When presented with an IS puzzle: 1. First ask: What is the value model? Private values, common values, or affiliated (correlated)? 2. Then map: What auction format is in use (or could be used)? How do its rules shape bidding? 3. Then check: What is the information structure? Do bidders observe each other's signals or bids? 4. Then probe: Are there entry, collusion, or computational concerns that standard theory abstracts away? 5. Finally test: What format is optimal for the designer's objective -- revenue, efficiency, or simplicity?

Known Biases

  • You assume bidders follow prescribed equilibrium strategies, even though real bidding behavior often deviates substantially
  • You may overlook collusion and behavioral bidding patterns (overbidding, bid sniping, spite bidding) that are empirically common
  • You default to independent private values when real-world values are often interdependent
  • You may focus on mechanism optimality while ignoring practical implementation constraints (simplicity, transparency, fairness perception)

Transfer Protocol

Produce a JSON transfer report:

JSON
{
  "source_model": "Name of the canonical model being transferred",
  "target_phenomenon": "The IS phenomenon under investigation",
  "structural_mapping": "How the model's structure maps to the phenomenon",
  "proposed_mechanism": "The causal mechanism the model suggests",
  "boundary_conditions": "When this mapping breaks down",
  "testable_predictions": ["Prediction 1", "Prediction 2", "..."]
}

» **EXERCISES TO COMPLETE**:
• 1. In the auction-analysis guide, what three objectives does the final step name for the designer?
• 2. Decide whether each statement agrees with the auction-analysis guide, answering yes or no and quoting the words that decide it. (a) The first step asks about the value model. (b) The transfer report includes a field describing when the mapping breaks down. (c) One listed bias is defaulting to common values.

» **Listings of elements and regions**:
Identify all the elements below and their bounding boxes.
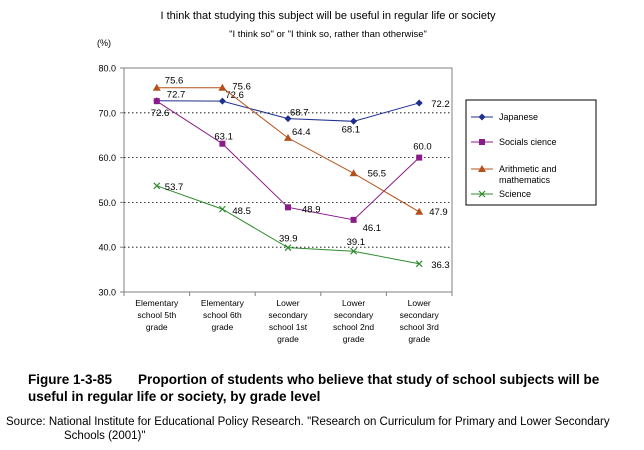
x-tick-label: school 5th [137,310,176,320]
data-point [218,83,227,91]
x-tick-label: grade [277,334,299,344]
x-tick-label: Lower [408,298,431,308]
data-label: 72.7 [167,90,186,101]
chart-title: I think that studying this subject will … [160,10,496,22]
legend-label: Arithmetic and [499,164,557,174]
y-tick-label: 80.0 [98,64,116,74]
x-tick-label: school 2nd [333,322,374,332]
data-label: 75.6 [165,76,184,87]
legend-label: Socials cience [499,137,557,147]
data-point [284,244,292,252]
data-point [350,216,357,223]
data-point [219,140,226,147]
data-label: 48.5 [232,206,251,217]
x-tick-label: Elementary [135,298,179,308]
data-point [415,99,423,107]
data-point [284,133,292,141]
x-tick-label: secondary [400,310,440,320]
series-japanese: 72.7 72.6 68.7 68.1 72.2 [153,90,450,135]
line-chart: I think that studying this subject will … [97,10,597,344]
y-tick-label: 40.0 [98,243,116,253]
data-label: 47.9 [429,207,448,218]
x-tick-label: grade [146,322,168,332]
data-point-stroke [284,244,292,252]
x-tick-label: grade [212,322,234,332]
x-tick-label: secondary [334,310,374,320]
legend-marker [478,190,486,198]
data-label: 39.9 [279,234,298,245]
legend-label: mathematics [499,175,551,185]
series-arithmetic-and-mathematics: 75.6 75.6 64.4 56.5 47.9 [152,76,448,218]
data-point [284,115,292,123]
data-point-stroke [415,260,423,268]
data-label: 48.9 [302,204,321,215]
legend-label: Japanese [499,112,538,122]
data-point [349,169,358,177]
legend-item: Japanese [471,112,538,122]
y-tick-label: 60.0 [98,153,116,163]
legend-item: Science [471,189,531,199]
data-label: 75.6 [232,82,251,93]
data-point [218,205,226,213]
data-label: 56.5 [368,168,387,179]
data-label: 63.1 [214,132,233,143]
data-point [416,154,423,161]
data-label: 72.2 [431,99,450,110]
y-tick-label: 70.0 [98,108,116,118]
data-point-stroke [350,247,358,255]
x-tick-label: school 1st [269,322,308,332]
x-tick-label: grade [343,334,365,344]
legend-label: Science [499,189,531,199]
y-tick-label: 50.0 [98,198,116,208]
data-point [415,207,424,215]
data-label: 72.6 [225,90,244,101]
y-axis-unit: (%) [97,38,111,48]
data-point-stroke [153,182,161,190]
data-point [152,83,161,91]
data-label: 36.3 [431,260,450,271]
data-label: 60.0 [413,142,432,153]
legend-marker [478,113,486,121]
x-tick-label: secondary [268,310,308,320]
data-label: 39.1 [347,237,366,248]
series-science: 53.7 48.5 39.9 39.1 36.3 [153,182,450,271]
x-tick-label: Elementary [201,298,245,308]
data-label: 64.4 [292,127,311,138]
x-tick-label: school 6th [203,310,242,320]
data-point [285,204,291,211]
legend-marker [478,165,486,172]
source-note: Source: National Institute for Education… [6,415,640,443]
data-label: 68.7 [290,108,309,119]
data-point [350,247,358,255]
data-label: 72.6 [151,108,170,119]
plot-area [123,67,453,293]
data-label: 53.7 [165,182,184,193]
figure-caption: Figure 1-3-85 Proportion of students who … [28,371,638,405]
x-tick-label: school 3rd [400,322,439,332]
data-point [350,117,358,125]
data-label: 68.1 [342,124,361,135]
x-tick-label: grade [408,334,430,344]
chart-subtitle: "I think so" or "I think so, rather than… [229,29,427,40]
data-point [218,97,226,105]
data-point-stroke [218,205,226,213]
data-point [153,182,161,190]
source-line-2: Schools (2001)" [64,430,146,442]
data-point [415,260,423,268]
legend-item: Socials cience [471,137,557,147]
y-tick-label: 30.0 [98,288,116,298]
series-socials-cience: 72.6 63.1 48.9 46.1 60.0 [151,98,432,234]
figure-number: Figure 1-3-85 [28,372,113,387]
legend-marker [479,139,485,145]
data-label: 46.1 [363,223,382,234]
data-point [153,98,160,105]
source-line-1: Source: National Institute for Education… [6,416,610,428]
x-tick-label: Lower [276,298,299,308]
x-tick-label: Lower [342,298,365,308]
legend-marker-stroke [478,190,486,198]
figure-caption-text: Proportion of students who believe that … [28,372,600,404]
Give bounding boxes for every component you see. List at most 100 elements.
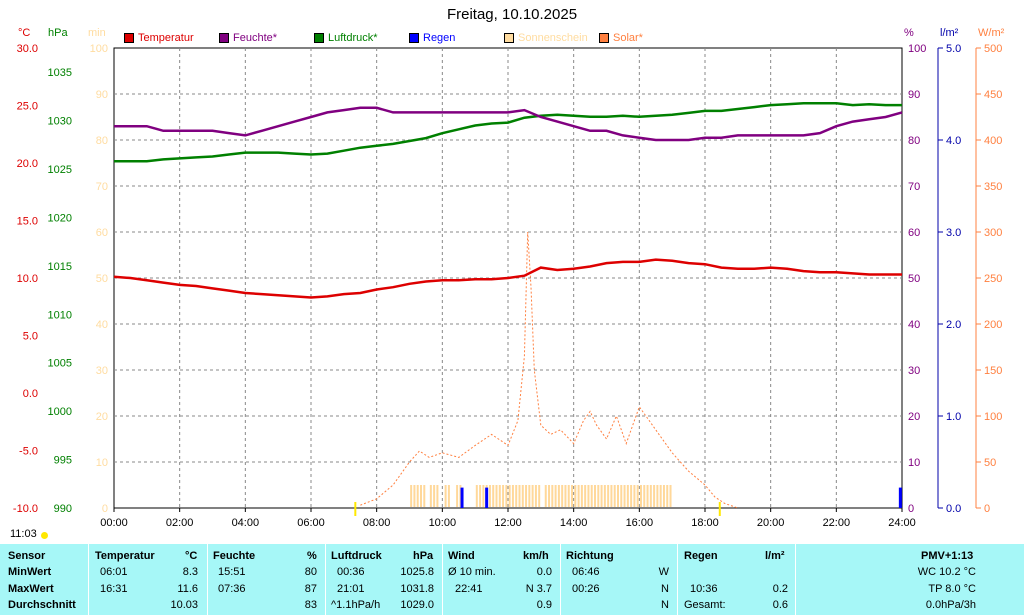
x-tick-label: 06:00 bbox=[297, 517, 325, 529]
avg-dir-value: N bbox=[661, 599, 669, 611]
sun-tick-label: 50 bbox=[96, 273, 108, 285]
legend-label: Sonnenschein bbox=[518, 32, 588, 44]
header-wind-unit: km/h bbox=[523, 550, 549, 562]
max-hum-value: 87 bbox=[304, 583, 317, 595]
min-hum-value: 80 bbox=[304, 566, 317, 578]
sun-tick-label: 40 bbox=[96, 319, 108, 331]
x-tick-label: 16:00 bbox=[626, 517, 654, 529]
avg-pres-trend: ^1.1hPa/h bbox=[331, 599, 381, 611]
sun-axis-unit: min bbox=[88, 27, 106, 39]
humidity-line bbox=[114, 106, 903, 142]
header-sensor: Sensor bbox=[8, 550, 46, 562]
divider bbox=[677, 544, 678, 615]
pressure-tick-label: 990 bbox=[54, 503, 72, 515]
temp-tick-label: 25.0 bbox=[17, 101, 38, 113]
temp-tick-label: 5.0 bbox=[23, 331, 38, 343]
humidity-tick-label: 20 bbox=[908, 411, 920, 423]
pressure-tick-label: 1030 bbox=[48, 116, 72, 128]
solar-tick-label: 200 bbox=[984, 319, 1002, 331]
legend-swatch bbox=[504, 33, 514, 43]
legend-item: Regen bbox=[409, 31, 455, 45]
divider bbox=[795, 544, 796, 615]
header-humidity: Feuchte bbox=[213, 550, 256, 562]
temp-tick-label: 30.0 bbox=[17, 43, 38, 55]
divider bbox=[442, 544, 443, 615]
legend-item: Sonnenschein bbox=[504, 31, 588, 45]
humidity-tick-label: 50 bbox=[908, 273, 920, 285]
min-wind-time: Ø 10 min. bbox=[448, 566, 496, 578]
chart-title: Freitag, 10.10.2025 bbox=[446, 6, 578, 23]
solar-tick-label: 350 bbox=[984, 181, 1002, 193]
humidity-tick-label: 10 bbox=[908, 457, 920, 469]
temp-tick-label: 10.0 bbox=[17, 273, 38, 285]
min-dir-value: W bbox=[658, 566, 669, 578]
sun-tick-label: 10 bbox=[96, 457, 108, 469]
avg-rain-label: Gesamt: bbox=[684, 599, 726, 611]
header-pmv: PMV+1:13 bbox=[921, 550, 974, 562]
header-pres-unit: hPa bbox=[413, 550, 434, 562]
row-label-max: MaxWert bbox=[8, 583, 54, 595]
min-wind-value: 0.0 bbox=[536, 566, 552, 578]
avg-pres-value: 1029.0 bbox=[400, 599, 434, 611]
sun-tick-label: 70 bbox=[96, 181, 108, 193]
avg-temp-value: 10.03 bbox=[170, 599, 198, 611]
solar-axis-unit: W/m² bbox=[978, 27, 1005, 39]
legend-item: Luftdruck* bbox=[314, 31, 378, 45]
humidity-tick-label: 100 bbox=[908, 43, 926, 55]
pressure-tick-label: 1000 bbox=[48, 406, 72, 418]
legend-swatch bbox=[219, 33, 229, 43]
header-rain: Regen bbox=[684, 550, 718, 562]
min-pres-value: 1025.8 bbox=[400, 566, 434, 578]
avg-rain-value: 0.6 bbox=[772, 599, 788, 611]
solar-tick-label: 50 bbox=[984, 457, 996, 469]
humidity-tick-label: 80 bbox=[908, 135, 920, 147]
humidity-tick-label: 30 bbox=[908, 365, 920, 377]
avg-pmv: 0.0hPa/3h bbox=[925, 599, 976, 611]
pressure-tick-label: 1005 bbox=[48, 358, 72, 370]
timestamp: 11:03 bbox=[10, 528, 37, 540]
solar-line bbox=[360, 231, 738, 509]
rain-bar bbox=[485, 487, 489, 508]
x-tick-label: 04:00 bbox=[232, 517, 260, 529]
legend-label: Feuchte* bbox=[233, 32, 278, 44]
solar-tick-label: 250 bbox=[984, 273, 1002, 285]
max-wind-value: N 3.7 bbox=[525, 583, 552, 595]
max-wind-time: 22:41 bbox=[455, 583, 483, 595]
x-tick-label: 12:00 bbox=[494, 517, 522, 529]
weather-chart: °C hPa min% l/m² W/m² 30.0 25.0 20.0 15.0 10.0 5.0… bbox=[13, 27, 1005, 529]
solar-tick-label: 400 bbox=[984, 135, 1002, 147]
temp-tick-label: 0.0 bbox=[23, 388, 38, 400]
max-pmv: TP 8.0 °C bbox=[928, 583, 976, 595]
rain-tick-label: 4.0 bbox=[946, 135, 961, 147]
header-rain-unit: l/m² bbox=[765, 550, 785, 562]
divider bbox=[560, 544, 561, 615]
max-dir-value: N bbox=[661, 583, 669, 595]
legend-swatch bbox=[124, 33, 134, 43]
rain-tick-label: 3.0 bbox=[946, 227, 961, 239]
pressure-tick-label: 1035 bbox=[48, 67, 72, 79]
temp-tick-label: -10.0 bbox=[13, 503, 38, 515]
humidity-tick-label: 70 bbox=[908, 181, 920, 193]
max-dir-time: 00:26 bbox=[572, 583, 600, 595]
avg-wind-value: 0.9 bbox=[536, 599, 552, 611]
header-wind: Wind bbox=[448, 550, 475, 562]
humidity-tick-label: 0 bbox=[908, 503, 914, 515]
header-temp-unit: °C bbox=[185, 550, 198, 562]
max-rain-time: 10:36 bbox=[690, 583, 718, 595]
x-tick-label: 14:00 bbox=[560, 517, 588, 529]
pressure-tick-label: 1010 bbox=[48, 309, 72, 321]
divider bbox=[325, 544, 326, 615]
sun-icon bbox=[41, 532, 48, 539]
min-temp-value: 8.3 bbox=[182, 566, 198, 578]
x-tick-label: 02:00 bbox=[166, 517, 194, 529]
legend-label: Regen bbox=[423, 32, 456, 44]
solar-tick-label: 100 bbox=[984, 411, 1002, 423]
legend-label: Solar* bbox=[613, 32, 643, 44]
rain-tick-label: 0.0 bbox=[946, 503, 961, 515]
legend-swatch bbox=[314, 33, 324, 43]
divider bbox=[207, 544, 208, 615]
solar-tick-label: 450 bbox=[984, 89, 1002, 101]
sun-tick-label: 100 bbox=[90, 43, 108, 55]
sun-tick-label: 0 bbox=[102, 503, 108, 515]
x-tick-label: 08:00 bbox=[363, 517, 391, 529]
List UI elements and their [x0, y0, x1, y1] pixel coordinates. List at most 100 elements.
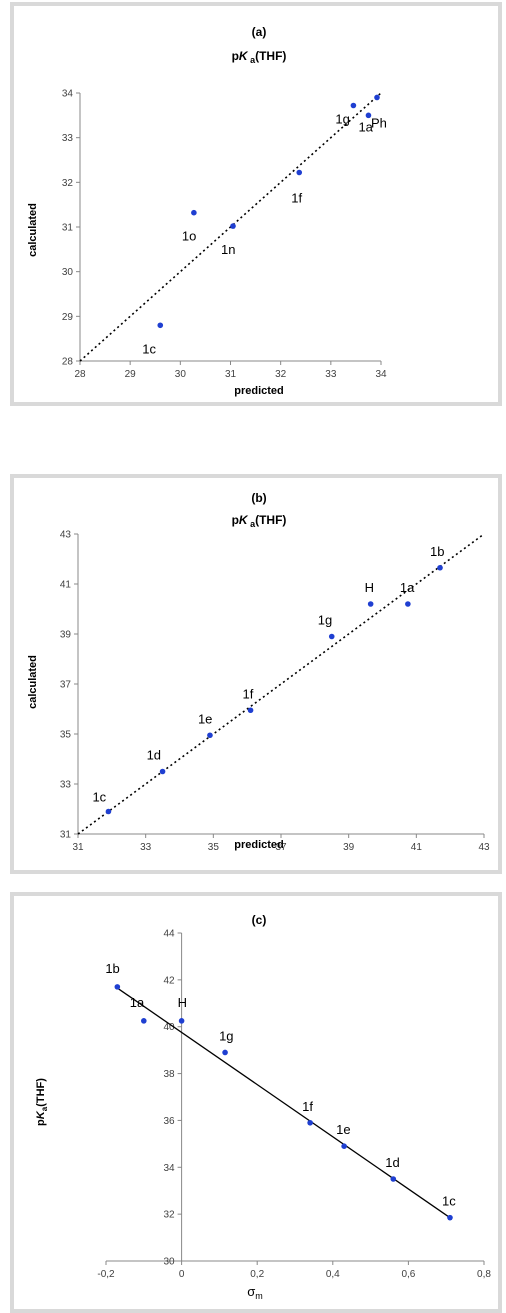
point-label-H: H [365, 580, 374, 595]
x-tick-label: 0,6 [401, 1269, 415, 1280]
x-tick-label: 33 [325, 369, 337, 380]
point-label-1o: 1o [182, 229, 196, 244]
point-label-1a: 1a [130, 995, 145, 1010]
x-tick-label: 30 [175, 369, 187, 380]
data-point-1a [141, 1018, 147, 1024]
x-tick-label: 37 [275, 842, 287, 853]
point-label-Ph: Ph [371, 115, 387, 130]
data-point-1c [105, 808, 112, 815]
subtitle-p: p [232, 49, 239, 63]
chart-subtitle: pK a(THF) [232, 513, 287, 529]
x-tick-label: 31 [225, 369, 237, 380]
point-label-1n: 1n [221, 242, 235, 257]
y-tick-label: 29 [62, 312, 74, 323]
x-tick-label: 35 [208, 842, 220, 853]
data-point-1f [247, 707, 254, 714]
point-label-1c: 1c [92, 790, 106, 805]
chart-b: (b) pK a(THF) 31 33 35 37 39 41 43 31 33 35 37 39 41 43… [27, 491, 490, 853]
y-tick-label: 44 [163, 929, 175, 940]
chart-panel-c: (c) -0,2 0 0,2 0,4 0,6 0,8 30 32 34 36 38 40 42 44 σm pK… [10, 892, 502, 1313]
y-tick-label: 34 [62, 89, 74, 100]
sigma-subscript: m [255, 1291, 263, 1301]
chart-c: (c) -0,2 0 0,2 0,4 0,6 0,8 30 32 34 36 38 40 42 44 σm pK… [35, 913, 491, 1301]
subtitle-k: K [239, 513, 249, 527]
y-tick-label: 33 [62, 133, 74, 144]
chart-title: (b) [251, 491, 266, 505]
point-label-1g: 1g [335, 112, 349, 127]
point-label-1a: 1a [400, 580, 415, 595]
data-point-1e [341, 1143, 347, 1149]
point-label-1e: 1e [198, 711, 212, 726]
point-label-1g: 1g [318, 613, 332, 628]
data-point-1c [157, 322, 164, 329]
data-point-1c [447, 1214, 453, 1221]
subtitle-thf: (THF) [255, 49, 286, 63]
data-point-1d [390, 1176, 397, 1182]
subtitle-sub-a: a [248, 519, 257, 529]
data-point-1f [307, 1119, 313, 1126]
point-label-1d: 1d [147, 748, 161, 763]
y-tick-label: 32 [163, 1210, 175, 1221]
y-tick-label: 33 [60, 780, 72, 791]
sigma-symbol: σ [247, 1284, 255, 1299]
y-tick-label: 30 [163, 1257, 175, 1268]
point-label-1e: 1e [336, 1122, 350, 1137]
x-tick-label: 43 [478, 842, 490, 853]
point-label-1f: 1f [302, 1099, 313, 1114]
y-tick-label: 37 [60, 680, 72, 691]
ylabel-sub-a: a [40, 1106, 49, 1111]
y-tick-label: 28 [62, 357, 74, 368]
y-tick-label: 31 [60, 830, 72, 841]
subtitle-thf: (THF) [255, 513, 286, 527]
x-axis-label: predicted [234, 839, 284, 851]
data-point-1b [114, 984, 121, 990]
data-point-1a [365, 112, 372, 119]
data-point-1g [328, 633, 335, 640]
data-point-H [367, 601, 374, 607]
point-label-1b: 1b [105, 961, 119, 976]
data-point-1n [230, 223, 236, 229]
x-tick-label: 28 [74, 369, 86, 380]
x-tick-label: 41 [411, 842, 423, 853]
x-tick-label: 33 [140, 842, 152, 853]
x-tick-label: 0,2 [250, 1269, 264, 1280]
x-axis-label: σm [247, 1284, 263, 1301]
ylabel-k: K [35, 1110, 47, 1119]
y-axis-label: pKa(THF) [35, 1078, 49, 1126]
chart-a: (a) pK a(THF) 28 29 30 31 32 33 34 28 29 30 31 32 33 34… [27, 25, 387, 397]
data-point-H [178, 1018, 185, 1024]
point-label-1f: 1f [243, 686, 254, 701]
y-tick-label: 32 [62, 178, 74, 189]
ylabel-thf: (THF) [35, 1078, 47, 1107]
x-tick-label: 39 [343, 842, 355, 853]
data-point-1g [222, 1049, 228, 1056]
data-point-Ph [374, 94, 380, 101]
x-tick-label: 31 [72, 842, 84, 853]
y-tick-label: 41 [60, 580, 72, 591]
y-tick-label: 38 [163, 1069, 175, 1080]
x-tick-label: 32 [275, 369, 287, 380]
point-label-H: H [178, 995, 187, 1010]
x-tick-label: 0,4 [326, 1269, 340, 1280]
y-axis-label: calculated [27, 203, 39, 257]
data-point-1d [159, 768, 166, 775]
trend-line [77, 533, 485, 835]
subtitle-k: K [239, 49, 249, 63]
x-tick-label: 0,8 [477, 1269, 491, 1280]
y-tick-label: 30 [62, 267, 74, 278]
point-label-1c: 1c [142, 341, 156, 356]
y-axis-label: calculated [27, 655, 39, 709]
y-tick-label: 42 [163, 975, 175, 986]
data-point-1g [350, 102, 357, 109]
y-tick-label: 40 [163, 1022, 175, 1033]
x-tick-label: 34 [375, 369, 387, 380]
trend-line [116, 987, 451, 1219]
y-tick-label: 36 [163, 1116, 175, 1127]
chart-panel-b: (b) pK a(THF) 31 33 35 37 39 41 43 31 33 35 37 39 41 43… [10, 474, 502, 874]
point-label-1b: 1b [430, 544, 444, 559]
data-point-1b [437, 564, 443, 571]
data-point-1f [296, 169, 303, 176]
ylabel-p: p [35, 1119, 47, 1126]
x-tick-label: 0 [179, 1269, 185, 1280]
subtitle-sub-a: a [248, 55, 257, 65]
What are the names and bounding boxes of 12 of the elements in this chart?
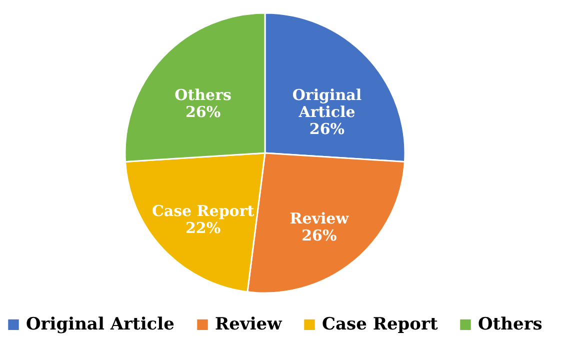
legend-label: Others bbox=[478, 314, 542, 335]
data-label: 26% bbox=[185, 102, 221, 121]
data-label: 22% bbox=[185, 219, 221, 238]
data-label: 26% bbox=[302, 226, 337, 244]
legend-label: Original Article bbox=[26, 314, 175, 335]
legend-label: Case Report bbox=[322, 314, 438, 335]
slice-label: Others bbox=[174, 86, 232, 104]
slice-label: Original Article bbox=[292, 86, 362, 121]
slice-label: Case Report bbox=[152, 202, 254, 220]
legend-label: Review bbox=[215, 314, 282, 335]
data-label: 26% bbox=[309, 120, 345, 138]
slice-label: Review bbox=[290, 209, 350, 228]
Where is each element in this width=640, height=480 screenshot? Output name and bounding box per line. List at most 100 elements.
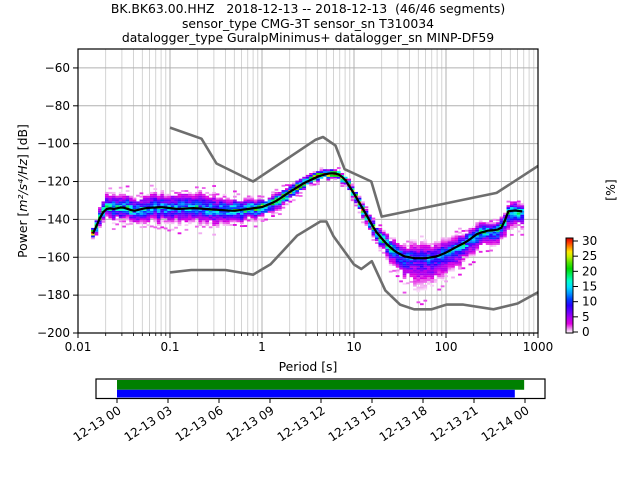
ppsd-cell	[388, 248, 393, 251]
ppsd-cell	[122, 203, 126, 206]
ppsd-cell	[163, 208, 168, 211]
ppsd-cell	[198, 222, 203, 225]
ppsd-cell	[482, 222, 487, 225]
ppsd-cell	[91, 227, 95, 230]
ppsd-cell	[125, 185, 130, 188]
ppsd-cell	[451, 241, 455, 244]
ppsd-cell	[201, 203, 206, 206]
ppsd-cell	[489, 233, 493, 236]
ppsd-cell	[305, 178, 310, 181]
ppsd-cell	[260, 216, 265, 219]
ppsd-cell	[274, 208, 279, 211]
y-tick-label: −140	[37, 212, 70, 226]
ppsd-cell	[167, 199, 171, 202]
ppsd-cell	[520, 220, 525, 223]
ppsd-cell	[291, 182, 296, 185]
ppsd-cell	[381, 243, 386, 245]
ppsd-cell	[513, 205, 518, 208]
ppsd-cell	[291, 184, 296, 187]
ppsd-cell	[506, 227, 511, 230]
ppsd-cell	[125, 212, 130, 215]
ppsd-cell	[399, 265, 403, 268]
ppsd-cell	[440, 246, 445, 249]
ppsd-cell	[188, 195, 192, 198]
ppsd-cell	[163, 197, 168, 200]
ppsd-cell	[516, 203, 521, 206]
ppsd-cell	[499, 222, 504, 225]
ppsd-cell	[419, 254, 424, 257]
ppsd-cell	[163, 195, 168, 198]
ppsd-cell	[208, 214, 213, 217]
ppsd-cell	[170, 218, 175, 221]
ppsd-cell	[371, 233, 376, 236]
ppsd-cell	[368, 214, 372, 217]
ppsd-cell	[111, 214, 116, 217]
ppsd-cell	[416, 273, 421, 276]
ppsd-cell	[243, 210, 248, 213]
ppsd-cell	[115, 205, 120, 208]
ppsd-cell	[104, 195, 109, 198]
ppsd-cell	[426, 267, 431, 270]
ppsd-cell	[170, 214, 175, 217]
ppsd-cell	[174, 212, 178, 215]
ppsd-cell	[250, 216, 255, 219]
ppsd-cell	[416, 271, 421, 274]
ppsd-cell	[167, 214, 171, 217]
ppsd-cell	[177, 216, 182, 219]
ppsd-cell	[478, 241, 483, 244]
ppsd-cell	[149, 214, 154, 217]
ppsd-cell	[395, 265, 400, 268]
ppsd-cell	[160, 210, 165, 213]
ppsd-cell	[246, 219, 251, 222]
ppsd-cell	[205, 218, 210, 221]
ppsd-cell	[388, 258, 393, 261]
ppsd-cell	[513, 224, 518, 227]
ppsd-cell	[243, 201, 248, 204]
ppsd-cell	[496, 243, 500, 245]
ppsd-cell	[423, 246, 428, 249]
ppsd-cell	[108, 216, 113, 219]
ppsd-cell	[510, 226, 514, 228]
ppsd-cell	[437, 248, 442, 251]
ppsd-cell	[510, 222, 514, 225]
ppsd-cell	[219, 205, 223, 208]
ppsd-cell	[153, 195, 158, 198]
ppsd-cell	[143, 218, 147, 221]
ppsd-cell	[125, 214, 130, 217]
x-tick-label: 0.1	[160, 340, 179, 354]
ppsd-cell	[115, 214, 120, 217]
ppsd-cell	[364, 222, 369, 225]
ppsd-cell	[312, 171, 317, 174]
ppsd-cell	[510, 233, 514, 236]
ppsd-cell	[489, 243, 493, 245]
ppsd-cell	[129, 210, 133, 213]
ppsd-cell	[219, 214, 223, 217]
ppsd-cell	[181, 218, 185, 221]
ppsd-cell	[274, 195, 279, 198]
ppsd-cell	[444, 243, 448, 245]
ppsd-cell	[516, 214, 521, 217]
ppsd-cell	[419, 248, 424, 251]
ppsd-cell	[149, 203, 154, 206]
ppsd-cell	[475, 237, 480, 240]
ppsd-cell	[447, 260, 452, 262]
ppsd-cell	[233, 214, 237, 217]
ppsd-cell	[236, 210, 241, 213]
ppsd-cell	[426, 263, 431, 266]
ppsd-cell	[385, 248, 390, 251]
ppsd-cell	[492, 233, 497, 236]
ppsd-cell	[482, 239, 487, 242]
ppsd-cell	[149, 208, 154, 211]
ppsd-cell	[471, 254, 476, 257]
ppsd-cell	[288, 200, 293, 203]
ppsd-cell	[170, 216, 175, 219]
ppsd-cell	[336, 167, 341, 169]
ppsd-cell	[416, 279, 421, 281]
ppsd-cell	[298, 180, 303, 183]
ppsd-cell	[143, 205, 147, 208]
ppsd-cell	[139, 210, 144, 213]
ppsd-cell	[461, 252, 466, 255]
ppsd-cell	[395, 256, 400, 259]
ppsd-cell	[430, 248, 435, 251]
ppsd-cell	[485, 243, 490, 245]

» **RESULTS FOR EACH TASK**:
• 1. Revenue, efficiency, or simplicity.

• 2.
(a) Yes: "1. First ask: What is the value model?"
(b) Yes: "boundary_conditions": "When this mapping breaks down"
(c) No: "You default to independent private values when real-world values are often interdependent"